- TO DO
A. Print the passage of the book overview that runs from "The book offers" up to and including "of American lives.".
B. Check each statement against the book overview and answer yes or no, quoting the words that decide it. (i) All ten officials profiled in the book are military veterans. (ii) Washington's Farewell Address is read on the Senate floor every year. (iii) Educators must pay for the full Teacher's Guide.
C. According to the book overview, what threats to the American experiment did Washington warn of in his Farewell Address? List every one.

- SOURCE EXTRACT
Teacher’s Guide
Author’s Note
The full Teacher’s Guide is available without a cost for educators. If you are interested in receiving a copy, please write to With Honor Communications Director Jen Montee at montee@withhonor.org and share with her the course you teach, school, and how you are considering using Courage Can Save US in your classroom.
Overview
Courage Can Save US is a book about political courage, which it brings to life through deeply researched profiles of ten elected officials: nine military veterans and a former FBI agent. These ten public servants—five Republicans and five Democrats—strive to serve with courage, at times even choosing to risk their political futures to advance the common good.
The book offers a look at the forces that have shaped, and continue to shape, American politics: the “forever wars” in Afghanistan and Iraq, the rise of populism and political violence, a hyperpolarized media landscape, staggering advancements in technology, and—in increasingly rare moments—the passage of landmark legislation that touches millions of American lives.
In 2026, at a time of strain and uncertainty in the country, the United States turned 250. That is an achievement worthy of celebration, but also a time for solemn consideration. One historian has even estimated the average lifespan of a great power at 250 years, and that the American democratic experiment is running up against that mark.
George Washington’s historic Farewell Address is read aloud on the Senate floor each year around the date of his birthday, by a senator chosen in turn from each party. In it, Washington warned of several main threats to the American experiment: political partisanship, the erosion of checks and balances, public debt, and foreign wars. Today we have reason to worry about each of these. The world’s oldest written national constitution now governs a nation straining against the very dangers its first president named.
Courage Can Save US asks what kind of leadership is needed to meet this moment, and what role courage has to play in it and in our own lives.

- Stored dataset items
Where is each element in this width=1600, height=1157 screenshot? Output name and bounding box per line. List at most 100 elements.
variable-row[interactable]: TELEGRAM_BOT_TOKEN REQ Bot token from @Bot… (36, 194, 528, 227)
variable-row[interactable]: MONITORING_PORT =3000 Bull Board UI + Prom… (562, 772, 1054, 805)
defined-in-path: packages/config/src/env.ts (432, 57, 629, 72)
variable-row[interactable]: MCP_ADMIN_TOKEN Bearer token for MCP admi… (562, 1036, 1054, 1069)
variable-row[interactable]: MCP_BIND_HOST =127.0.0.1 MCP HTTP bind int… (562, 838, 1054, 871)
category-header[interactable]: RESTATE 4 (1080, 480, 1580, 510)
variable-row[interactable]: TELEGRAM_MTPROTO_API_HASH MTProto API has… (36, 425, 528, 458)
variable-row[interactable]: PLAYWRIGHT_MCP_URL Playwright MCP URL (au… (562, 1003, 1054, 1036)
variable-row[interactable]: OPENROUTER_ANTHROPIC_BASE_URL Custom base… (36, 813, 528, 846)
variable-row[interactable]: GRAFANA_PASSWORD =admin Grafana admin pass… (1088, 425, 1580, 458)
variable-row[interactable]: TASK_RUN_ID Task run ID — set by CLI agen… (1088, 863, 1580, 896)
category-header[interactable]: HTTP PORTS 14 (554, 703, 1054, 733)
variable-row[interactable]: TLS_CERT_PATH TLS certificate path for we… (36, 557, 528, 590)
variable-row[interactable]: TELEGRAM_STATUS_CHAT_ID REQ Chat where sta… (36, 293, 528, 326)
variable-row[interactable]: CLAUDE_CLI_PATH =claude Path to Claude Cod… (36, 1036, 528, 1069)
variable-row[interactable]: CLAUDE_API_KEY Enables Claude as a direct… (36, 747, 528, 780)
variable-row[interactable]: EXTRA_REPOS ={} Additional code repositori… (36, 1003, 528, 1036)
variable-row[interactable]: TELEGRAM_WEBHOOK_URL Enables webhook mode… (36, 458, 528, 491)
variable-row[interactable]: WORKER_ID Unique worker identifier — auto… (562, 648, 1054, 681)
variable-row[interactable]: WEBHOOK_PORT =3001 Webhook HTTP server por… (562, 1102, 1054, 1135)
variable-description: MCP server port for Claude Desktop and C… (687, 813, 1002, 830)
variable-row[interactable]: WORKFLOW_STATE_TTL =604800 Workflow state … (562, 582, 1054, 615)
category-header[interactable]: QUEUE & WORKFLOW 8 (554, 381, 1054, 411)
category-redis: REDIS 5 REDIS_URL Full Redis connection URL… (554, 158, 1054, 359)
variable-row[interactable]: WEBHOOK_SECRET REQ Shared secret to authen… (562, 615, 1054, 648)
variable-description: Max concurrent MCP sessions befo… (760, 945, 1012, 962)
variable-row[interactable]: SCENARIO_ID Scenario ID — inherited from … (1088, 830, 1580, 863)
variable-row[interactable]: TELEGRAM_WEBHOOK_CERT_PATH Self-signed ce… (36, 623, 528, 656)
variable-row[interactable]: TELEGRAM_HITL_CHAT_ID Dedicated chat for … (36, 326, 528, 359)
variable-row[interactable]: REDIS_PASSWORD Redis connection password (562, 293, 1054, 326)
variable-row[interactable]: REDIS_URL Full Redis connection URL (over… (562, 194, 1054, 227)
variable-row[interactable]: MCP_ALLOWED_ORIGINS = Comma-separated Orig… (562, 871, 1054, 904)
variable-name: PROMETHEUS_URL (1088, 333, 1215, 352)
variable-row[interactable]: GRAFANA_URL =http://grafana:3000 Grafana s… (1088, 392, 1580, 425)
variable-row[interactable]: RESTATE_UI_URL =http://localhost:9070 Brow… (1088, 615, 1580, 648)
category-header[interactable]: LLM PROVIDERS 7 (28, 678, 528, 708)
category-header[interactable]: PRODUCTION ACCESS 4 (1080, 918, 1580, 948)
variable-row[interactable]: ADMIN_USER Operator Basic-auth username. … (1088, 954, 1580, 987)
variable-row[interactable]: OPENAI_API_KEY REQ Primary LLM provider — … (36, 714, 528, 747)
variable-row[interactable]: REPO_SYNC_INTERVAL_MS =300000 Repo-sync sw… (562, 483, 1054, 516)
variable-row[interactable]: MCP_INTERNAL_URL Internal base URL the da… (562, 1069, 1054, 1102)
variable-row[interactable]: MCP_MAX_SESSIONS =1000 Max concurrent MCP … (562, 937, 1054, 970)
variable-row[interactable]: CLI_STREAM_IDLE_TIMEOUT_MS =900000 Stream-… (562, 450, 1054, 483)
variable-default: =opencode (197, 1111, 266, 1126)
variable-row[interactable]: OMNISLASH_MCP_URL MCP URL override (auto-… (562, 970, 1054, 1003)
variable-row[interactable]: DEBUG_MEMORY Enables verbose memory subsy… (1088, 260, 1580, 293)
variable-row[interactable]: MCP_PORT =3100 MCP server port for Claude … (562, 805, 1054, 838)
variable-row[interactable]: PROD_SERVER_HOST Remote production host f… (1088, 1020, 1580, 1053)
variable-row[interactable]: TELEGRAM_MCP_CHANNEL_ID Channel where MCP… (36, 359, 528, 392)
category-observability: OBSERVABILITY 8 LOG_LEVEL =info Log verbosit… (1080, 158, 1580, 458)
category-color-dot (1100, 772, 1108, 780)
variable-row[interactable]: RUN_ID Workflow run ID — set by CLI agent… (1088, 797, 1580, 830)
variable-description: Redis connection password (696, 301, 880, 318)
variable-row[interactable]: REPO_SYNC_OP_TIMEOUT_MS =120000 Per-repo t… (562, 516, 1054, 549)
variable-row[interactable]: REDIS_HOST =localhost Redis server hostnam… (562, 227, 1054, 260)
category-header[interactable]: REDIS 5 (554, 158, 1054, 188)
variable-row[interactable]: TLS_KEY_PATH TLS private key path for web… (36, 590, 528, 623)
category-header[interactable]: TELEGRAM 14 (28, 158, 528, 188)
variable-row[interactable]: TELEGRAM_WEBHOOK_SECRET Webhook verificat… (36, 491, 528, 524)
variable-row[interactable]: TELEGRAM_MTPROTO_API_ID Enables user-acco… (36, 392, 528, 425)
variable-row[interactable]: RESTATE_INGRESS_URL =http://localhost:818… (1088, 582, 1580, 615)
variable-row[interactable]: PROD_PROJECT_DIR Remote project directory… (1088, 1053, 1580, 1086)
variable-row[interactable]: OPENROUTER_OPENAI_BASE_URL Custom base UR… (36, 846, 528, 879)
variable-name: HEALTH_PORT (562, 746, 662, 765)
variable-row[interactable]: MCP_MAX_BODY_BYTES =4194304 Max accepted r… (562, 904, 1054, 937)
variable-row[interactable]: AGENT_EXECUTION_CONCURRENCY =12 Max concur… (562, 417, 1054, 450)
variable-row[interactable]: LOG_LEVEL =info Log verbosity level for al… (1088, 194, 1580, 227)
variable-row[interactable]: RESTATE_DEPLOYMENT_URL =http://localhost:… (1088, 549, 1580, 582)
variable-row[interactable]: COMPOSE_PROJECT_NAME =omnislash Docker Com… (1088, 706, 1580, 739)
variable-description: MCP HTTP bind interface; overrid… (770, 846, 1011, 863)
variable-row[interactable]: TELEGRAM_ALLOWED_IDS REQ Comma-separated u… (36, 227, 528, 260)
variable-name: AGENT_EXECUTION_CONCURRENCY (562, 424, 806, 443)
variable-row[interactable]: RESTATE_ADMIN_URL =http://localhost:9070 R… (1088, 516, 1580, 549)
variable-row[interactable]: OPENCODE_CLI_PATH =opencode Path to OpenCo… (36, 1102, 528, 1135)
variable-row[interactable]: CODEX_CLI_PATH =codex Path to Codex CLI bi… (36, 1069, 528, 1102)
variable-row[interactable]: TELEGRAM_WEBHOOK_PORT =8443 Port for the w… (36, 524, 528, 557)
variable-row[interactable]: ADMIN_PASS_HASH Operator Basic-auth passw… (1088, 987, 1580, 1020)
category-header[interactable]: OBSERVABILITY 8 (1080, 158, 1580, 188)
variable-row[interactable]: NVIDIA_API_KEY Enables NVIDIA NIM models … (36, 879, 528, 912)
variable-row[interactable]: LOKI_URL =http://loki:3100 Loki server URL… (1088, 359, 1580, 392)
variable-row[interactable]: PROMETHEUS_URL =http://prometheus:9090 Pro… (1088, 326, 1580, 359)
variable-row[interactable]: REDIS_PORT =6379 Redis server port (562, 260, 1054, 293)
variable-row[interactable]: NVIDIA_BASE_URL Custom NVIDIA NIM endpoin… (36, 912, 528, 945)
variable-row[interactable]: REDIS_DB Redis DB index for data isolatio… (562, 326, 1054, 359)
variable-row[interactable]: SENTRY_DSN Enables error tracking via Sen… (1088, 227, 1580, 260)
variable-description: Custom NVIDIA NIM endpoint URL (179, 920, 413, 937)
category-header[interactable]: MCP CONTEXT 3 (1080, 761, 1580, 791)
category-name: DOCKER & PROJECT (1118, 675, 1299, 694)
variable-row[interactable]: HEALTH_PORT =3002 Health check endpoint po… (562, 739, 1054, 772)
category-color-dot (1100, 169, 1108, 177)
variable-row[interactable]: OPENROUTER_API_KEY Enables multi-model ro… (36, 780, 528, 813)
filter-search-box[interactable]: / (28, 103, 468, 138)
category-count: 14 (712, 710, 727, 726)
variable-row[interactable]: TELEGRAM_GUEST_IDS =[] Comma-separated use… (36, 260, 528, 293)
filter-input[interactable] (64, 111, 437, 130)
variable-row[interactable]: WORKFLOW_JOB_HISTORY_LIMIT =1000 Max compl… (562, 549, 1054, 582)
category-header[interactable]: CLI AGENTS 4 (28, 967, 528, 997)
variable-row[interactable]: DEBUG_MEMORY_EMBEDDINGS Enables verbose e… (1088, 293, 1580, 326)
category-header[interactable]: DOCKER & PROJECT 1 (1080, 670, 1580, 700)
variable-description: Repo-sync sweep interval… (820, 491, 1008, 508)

- SOLUTIONS PER TASK
A.
The book offers a look at the forces that have shaped, and continue to shape, American politics: the “forever wars” in Afghanistan and Iraq, the rise of populism and political violence, a hyperpolarized media landscape, staggering advancements in technology, and—in increasingly rare moments—the passage of landmark legislation that touches millions of American lives.

B.
(i) No: "nine military veterans and a former FBI agent"
(ii) Yes: "read aloud on the Senate floor each year around the date of his birthday"
(iii) No: "available without a cost for educators"

C.
- political partisanship
- the erosion of checks and balances
- public debt
- foreign wars